-- begin RAW DATA --

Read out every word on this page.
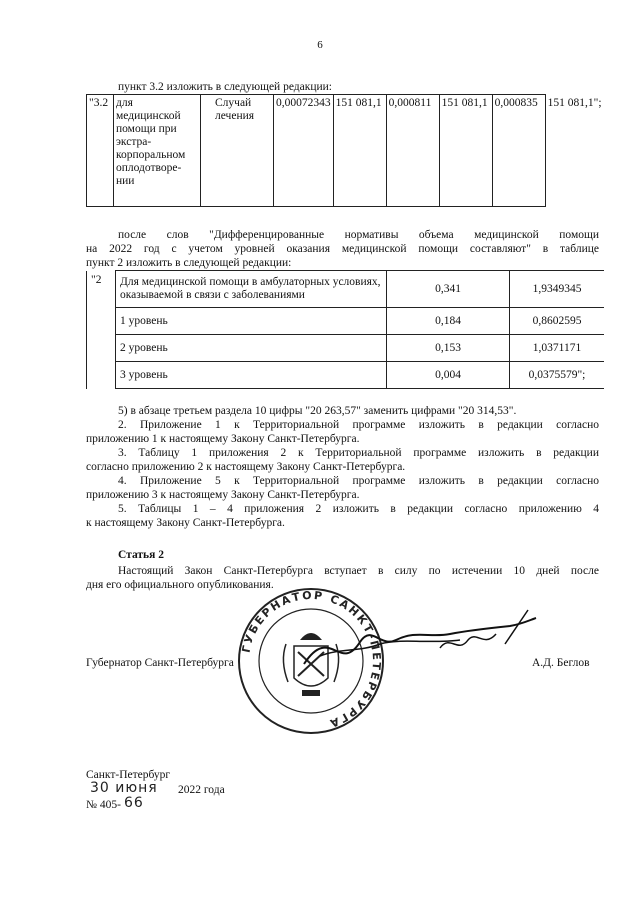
6
пункт 3.2 изложить в следующей редакции:
"3.2	для медицинской помощи при экстра-корпоральном оплодотворе-нии	Случай лечения	0,00072343	151 081,1	0,000811	151 081,1	0,000835	151 081,1";
после слов "Дифференцированные нормативы объема медицинской помощи
на 2022 год с учетом уровней оказания медицинской помощи составляют" в таблице
пункт 2 изложить в следующей редакции:
"2	Для медицинской помощи в амбулаторных условиях, оказываемой в связи с заболеваниями	0,341	1,9349345
	1 уровень	0,184	0,8602595
	2 уровень	0,153	1,0371171
	3 уровень	0,004	0,0375579";
5) в абзаце третьем раздела 10 цифры "20 263,57" заменить цифрами "20 314,53".
2. Приложение 1 к Территориальной программе изложить в редакции согласно
приложению 1 к настоящему Закону Санкт-Петербурга.
3. Таблицу 1 приложения 2 к Территориальной программе изложить в редакции
согласно приложению 2 к настоящему Закону Санкт-Петербурга.
4. Приложение 5 к Территориальной программе изложить в редакции согласно
приложению 3 к настоящему Закону Санкт-Петербурга.
5. Таблицы 1 – 4 приложения 2 изложить в редакции согласно приложению 4
к настоящему Закону Санкт-Петербурга.
Статья 2
Настоящий Закон Санкт-Петербурга вступает в силу по истечении 10 дней после
дня его официального опубликования.
ГУБЕРНАТОР САНКТ-ПЕТЕРБУРГА
Губернатор Санкт-Петербурга	А.Д. Беглов
Санкт-Петербург
30 июня 2022 года
№ 405- 66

-- end RAW DATA --

* PROBLEM TO SOLVE
Output all the records, word for word, with no pictures in the copy.

* WORKED SOLUTION
Read out every word on this page.
6
пункт 3.2 изложить в следующей редакции:
"3.2	для медицинской помощи при экстра-корпоральном оплодотворе-нии	Случай лечения	0,00072343	151 081,1	0,000811	151 081,1	0,000835	151 081,1";
после слов "Дифференцированные нормативы объема медицинской помощи
на 2022 год с учетом уровней оказания медицинской помощи составляют" в таблице
пункт 2 изложить в следующей редакции:
"2	Для медицинской помощи в амбулаторных условиях, оказываемой в связи с заболеваниями	0,341	1,9349345
	1 уровень	0,184	0,8602595
	2 уровень	0,153	1,0371171
	3 уровень	0,004	0,0375579";
5) в абзаце третьем раздела 10 цифры "20 263,57" заменить цифрами "20 314,53".
2. Приложение 1 к Территориальной программе изложить в редакции согласно
приложению 1 к настоящему Закону Санкт-Петербурга.
3. Таблицу 1 приложения 2 к Территориальной программе изложить в редакции
согласно приложению 2 к настоящему Закону Санкт-Петербурга.
4. Приложение 5 к Территориальной программе изложить в редакции согласно
приложению 3 к настоящему Закону Санкт-Петербурга.
5. Таблицы 1 – 4 приложения 2 изложить в редакции согласно приложению 4
к настоящему Закону Санкт-Петербурга.
Статья 2
Настоящий Закон Санкт-Петербурга вступает в силу по истечении 10 дней после
дня его официального опубликования.
ГУБЕРНАТОР САНКТ-ПЕТЕРБУРГА
Губернатор Санкт-Петербурга	А.Д. Беглов
Санкт-Петербург
30 июня 2022 года
№ 405- 66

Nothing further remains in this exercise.